• Your goal
Make an exact copy of all the entries, but do not reproduce the pictures.

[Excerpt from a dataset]
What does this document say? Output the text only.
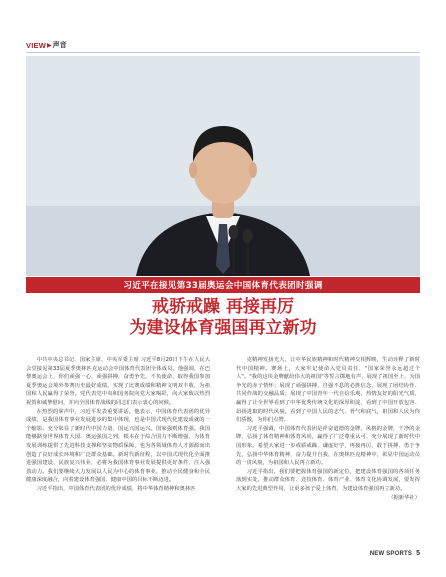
VIEW ▶ 声音
习近平在接见第33届奥运会中国体育代表团时强调
戒骄戒躁 再接再厉
为建设体育强国再立新功

中共中央总书记、国家主席、中央军委主席 习近平8月20日下午在人民大会堂接见第33届夏季奥林匹克运动会中国体育代表团全体成员。他强调，在巴黎奥运会上，你们顽强一心、顽强拼搏，奋勇争先，不负使命，取得我国参加夏季奥运会境外参赛历史最好成绩，实现了比赛成绩和精神文明双丰收，为祖国和人民赢得了荣誉。党代表党中央和国务院向党大家喝彩，向大家致以热烈祝贺和诚挚慰问，并向全国体育战线的同志们表示衷心的问候。

在热烈的掌声中，习近平发表重要讲话。他表示，中国体育代表团的优异成绩，是我国体育事业发展进步的集中体现，也是中国式现代化建设成就的一个缩影。充分彰显了新时代中国力量、国运兴国运兴。国家强则体育强。我国能够跻身世界体育大国、奥运强国之列，根本在于综合国力不断增强，为体育发展训练提供了先进科技支撑和坚实物质保障，也为各领域体育人才源源而出创造了良好成长环境和广泛群众基础。新时代新征程，以中国式现代化全面推进强国建设、民族复兴伟业，必将为我国体育事业发展提供更好条件、注入强劲动力。我们要继续大力发展以人民为中心的体育事业，推动全民健身和全民健康深度融合，向着建设体育强国、健康中国的目标不断迈进。

习近平指出，中国体育代表团的优异成绩，将中华体育精神和奥林匹

克精神发扬光大，让中华民族精神和时代精神交相辉映，生动诠释了新时代中国精神。赛场上，大家牢记使命入党员责任，"国家荣誉永远超过个人"。"我的这块金牌献给伟大的祖国"等誓言掷地有声，展现了祖国至上、为国争光的赤子情怀；展现了顽强拼搏、自强不息的必胜信念，展现了团结协作、共同作战的交融品质；展现了中国青年一代自信乐观、热情友好的阳光气质，赢得了让全世界看到了中华优秀传统文化的深厚积淀，看到了中国开放包容、昂扬进取的时代风貌，看到了中国人民的志气、骨气和底气，祖国和人民为你们骄傲，为你们点赞。

习近平强调，中国体育代表团是祥奋道德的金牌，风格的金牌，干净的金牌，弘扬了体育精神和体育风尚，赢得了广泛尊重认可，充分展现了新时代中国形象。希望大家进一步戒骄戒躁、谦虚好学，再接再厉，敢于拼搏、勇于争先，弘扬中华体育精神，奋力提升自我，在奥林匹克精神中，彰显中国运动员的一贯风貌，为祖国和人民再立新功。

习近平指出，我们要把握体育强国的新定位，把建设体育强国的各项任务落到实处，推动群众体育、竞技体育、体育产业、体育文化协调发展，要发挥大家的先进典型作用，让更多孩子爱上体育，为建设体育强国再立新功。

（据新华社）
NEW SPORTS 5
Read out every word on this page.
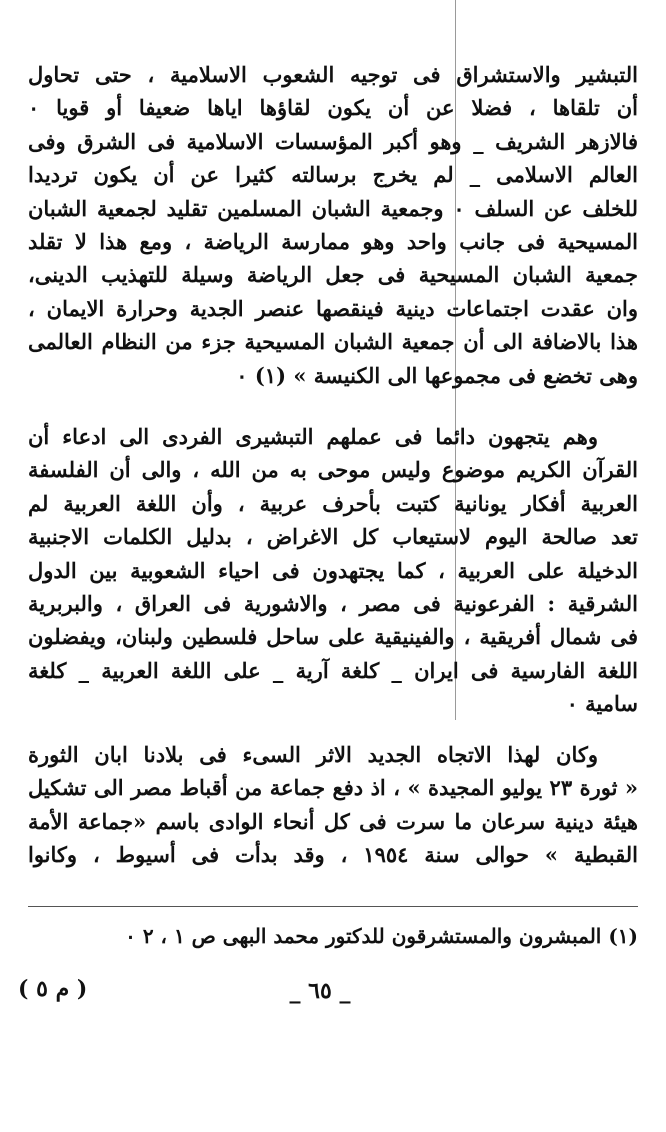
التبشير والاستشراق فى توجيه الشعوب الاسلامية ، حتى تحاول
أن تلقاها ، فضلا عن أن يكون لقاؤها اياها ضعيفا أو قويا ٠
فالازهر الشريف _ وهو أكبر المؤسسات الاسلامية فى الشرق وفى
العالم الاسلامى _ لم يخرج برسالته كثيرا عن أن يكون ترديدا
للخلف عن السلف ٠ وجمعية الشبان المسلمين تقليد لجمعية الشبان
المسيحية فى جانب واحد وهو ممارسة الرياضة ، ومع هذا لا تقلد
جمعية الشبان المسيحية فى جعل الرياضة وسيلة للتهذيب الدينى،
وان عقدت اجتماعات دينية فينقصها عنصر الجدية وحرارة الايمان ،
هذا بالاضافة الى أن جمعية الشبان المسيحية جزء من النظام العالمى
وهى تخضع فى مجموعها الى الكنيسة » (١) ٠
وهم يتجهون دائما فى عملهم التبشيرى الفردى الى ادعاء أن
القرآن الكريم موضوع وليس موحى به من الله ، والى أن الفلسفة
العربية أفكار يونانية كتبت بأحرف عربية ، وأن اللغة العربية لم
تعد صالحة اليوم لاستيعاب كل الاغراض ، بدليل الكلمات الاجنبية
الدخيلة على العربية ، كما يجتهدون فى احياء الشعوبية بين الدول
الشرقية : الفرعونية فى مصر ، والاشورية فى العراق ، والبربرية
فى شمال أفريقية ، والفينيقية على ساحل فلسطين ولبنان، ويفضلون
اللغة الفارسية فى ايران _ كلغة آرية _ على اللغة العربية _ كلغة
سامية ٠
وكان لهذا الاتجاه الجديد الاثر السىء فى بلادنا ابان الثورة
« ثورة ٢٣ يوليو المجيدة » ، اذ دفع جماعة من أقباط مصر الى تشكيل
هيئة دينية سرعان ما سرت فى كل أنحاء الوادى باسم «جماعة الأمة
القبطية » حوالى سنة ١٩٥٤ ، وقد بدأت فى أسيوط ، وكانوا
(١) المبشرون والمستشرقون للدكتور محمد البهى ص ١ ، ٢ ٠
_ ٦٥ _
( م ٥ )
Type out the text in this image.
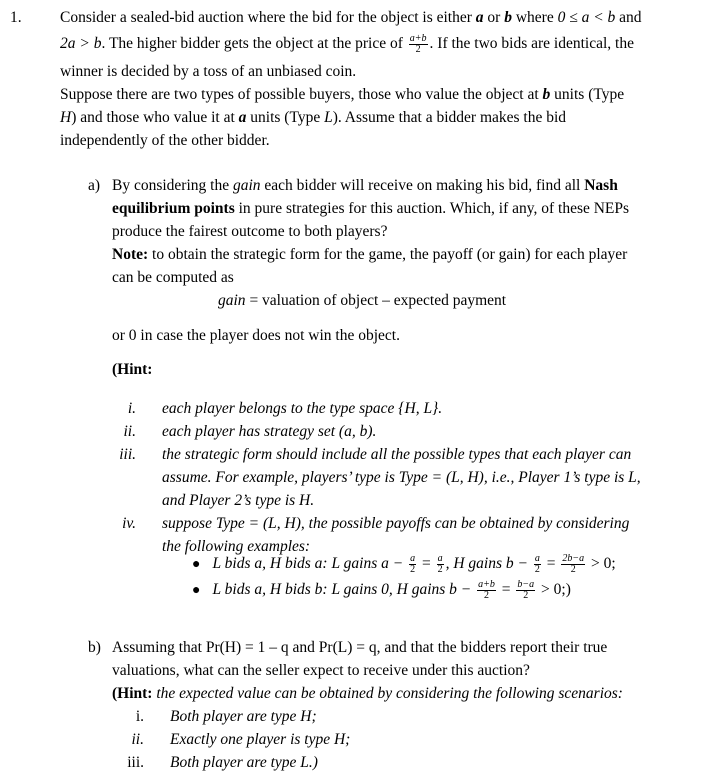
1. Consider a sealed-bid auction where the bid for the object is either a or b where 0 ≤ a < b and
2a > b. The higher bidder gets the object at the price of $\frac{a+b}{2}$ . If the two bids are identical, the
winner is decided by a toss of an unbiased coin.
Suppose there are two types of possible buyers, those who value the object at b units (Type
H) and those who value it at a units (Type L). Assume that a bidder makes the bid
independently of the other bidder.
a) By considering the gain each bidder will receive on making his bid, find all Nash
equilibrium points in pure strategies for this auction. Which, if any, of these NEPs
produce the fairest outcome to both players?
Note: to obtain the strategic form for the game, the payoff (or gain) for each player
can be computed as
gain = valuation of object – expected payment
or 0 in case the player does not win the object.
(Hint:
i. each player belongs to the type space {H, L}.
ii. each player has strategy set (a, b).
iii. the strategic form should include all the possible types that each player can
assume. For example, players’ type is Type = (L, H), i.e., Player 1’s type is L,
and Player 2’s type is H.
iv. suppose Type = (L, H), the possible payoffs can be obtained by considering
the following examples:
● L bids a, H bids a: L gains $a - \frac{a}{2} = \frac{a}{2}$ , H gains $b - \frac{a}{2} = \frac{2b-a}{2} > 0$;
● L bids a, H bids b: L gains 0, H gains $b - \frac{a+b}{2} = \frac{b-a}{2}$ > 0;)
b) Assuming that Pr(H) = 1 – q and Pr(L) = q, and that the bidders report their true
valuations, what can the seller expect to receive under this auction?
(Hint: the expected value can be obtained by considering the following scenarios:
i. Both player are type H;
ii. Exactly one player is type H;
iii. Both player are type L.)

• Expected answer
What does this document say? Output the text only.
VIEW ▶ 声音
习近平在接见第33届奥运会中国体育代表团时强调
戒骄戒躁 再接再厉
为建设体育强国再立新功

中共中央总书记、国家主席、中央军委主席 习近平8月20日下午在人民大会堂接见第33届夏季奥林匹克运动会中国体育代表团全体成员。他强调，在巴黎奥运会上，你们顽强一心、顽强拼搏，奋勇争先，不负使命，取得我国参加夏季奥运会境外参赛历史最好成绩，实现了比赛成绩和精神文明双丰收，为祖国和人民赢得了荣誉。党代表党中央和国务院向党大家喝彩，向大家致以热烈祝贺和诚挚慰问，并向全国体育战线的同志们表示衷心的问候。

在热烈的掌声中，习近平发表重要讲话。他表示，中国体育代表团的优异成绩，是我国体育事业发展进步的集中体现，也是中国式现代化建设成就的一个缩影。充分彰显了新时代中国力量、国运兴国运兴。国家强则体育强。我国能够跻身世界体育大国、奥运强国之列，根本在于综合国力不断增强，为体育发展训练提供了先进科技支撑和坚实物质保障，也为各领域体育人才源源而出创造了良好成长环境和广泛群众基础。新时代新征程，以中国式现代化全面推进强国建设、民族复兴伟业，必将为我国体育事业发展提供更好条件、注入强劲动力。我们要继续大力发展以人民为中心的体育事业，推动全民健身和全民健康深度融合，向着建设体育强国、健康中国的目标不断迈进。

习近平指出，中国体育代表团的优异成绩，将中华体育精神和奥林匹

克精神发扬光大，让中华民族精神和时代精神交相辉映，生动诠释了新时代中国精神。赛场上，大家牢记使命入党员责任，"国家荣誉永远超过个人"。"我的这块金牌献给伟大的祖国"等誓言掷地有声，展现了祖国至上、为国争光的赤子情怀；展现了顽强拼搏、自强不息的必胜信念，展现了团结协作、共同作战的交融品质；展现了中国青年一代自信乐观、热情友好的阳光气质，赢得了让全世界看到了中华优秀传统文化的深厚积淀，看到了中国开放包容、昂扬进取的时代风貌，看到了中国人民的志气、骨气和底气，祖国和人民为你们骄傲，为你们点赞。

习近平强调，中国体育代表团是祥奋道德的金牌，风格的金牌，干净的金牌，弘扬了体育精神和体育风尚，赢得了广泛尊重认可，充分展现了新时代中国形象。希望大家进一步戒骄戒躁、谦虚好学，再接再厉，敢于拼搏、勇于争先，弘扬中华体育精神，奋力提升自我，在奥林匹克精神中，彰显中国运动员的一贯风貌，为祖国和人民再立新功。

习近平指出，我们要把握体育强国的新定位，把建设体育强国的各项任务落到实处，推动群众体育、竞技体育、体育产业、体育文化协调发展，要发挥大家的先进典型作用，让更多孩子爱上体育，为建设体育强国再立新功。

（据新华社）
NEW SPORTS 5
Read out every word on this page.
التبشير والاستشراق فى توجيه الشعوب الاسلامية ، حتى تحاول
أن تلقاها ، فضلا عن أن يكون لقاؤها اياها ضعيفا أو قويا ٠
فالازهر الشريف _ وهو أكبر المؤسسات الاسلامية فى الشرق وفى
العالم الاسلامى _ لم يخرج برسالته كثيرا عن أن يكون ترديدا
للخلف عن السلف ٠ وجمعية الشبان المسلمين تقليد لجمعية الشبان
المسيحية فى جانب واحد وهو ممارسة الرياضة ، ومع هذا لا تقلد
جمعية الشبان المسيحية فى جعل الرياضة وسيلة للتهذيب الدينى،
وان عقدت اجتماعات دينية فينقصها عنصر الجدية وحرارة الايمان ،
هذا بالاضافة الى أن جمعية الشبان المسيحية جزء من النظام العالمى
وهى تخضع فى مجموعها الى الكنيسة » (١) ٠
وهم يتجهون دائما فى عملهم التبشيرى الفردى الى ادعاء أن
القرآن الكريم موضوع وليس موحى به من الله ، والى أن الفلسفة
العربية أفكار يونانية كتبت بأحرف عربية ، وأن اللغة العربية لم
تعد صالحة اليوم لاستيعاب كل الاغراض ، بدليل الكلمات الاجنبية
الدخيلة على العربية ، كما يجتهدون فى احياء الشعوبية بين الدول
الشرقية : الفرعونية فى مصر ، والاشورية فى العراق ، والبربرية
فى شمال أفريقية ، والفينيقية على ساحل فلسطين ولبنان، ويفضلون
اللغة الفارسية فى ايران _ كلغة آرية _ على اللغة العربية _ كلغة
سامية ٠
وكان لهذا الاتجاه الجديد الاثر السىء فى بلادنا ابان الثورة
« ثورة ٢٣ يوليو المجيدة » ، اذ دفع جماعة من أقباط مصر الى تشكيل
هيئة دينية سرعان ما سرت فى كل أنحاء الوادى باسم «جماعة الأمة
القبطية » حوالى سنة ١٩٥٤ ، وقد بدأت فى أسيوط ، وكانوا
(١) المبشرون والمستشرقون للدكتور محمد البهى ص ١ ، ٢ ٠
_ ٦٥ _
( م ٥ )
Type out the text in this image.
1. Consider a sealed-bid auction where the bid for the object is either a or b where 0 ≤ a < b and
2a > b. The higher bidder gets the object at the price of $\frac{a+b}{2}$ . If the two bids are identical, the
winner is decided by a toss of an unbiased coin.
Suppose there are two types of possible buyers, those who value the object at b units (Type
H) and those who value it at a units (Type L). Assume that a bidder makes the bid
independently of the other bidder.
a) By considering the gain each bidder will receive on making his bid, find all Nash
equilibrium points in pure strategies for this auction. Which, if any, of these NEPs
produce the fairest outcome to both players?
Note: to obtain the strategic form for the game, the payoff (or gain) for each player
can be computed as
gain = valuation of object – expected payment
or 0 in case the player does not win the object.
(Hint:
i. each player belongs to the type space {H, L}.
ii. each player has strategy set (a, b).
iii. the strategic form should include all the possible types that each player can
assume. For example, players’ type is Type = (L, H), i.e., Player 1’s type is L,
and Player 2’s type is H.
iv. suppose Type = (L, H), the possible payoffs can be obtained by considering
the following examples:
● L bids a, H bids a: L gains $a - \frac{a}{2} = \frac{a}{2}$ , H gains $b - \frac{a}{2} = \frac{2b-a}{2} > 0$;
● L bids a, H bids b: L gains 0, H gains $b - \frac{a+b}{2} = \frac{b-a}{2}$ > 0;)
b) Assuming that Pr(H) = 1 – q and Pr(L) = q, and that the bidders report their true
valuations, what can the seller expect to receive under this auction?
(Hint: the expected value can be obtained by considering the following scenarios:
i. Both player are type H;
ii. Exactly one player is type H;
iii. Both player are type L.)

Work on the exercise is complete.